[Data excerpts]
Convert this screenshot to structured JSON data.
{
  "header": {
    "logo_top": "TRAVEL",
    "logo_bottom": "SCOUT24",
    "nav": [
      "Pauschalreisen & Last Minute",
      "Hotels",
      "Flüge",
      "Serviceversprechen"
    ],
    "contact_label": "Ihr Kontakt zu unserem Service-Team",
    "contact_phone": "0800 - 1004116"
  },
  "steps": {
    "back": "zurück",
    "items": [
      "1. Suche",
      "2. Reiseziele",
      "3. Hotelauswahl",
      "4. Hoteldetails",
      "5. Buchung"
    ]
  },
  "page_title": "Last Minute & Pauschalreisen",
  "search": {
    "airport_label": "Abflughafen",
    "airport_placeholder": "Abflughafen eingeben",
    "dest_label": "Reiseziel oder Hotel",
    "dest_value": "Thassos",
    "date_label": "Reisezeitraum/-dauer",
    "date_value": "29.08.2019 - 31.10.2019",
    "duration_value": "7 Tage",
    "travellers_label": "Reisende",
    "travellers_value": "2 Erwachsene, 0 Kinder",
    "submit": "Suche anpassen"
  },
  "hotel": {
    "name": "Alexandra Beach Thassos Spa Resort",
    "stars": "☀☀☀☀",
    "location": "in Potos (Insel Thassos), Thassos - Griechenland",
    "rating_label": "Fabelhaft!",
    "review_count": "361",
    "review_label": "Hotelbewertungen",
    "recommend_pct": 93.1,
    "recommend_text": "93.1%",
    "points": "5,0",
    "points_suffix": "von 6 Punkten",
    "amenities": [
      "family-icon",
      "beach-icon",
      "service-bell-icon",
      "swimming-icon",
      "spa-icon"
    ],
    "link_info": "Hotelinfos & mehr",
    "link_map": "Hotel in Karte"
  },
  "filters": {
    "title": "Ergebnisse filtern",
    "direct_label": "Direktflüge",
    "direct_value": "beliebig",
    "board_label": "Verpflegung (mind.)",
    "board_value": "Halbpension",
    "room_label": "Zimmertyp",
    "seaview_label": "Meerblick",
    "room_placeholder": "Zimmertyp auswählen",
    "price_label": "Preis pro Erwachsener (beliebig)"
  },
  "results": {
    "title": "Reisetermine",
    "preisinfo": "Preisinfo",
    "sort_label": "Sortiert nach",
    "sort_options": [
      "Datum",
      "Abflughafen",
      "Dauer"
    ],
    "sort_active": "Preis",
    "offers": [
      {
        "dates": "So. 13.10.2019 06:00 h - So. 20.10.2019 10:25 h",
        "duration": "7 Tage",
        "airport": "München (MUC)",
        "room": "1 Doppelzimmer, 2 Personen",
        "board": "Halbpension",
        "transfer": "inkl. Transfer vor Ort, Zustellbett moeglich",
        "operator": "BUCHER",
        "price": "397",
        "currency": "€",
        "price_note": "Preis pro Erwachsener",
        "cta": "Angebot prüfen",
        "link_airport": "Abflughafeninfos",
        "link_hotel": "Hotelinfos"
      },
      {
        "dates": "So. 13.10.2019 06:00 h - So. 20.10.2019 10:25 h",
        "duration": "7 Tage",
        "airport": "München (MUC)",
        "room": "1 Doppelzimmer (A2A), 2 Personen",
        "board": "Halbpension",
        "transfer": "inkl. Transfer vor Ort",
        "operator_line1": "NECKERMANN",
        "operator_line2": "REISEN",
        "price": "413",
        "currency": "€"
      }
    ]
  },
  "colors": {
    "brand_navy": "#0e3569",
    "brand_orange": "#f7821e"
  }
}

# Do this
Filter the data for the string "Transfer" and copy every line that has it.

# The reply
        "transfer": "inkl. Transfer vor Ort, Zustellbett moeglich",
        "transfer": "inkl. Transfer vor Ort",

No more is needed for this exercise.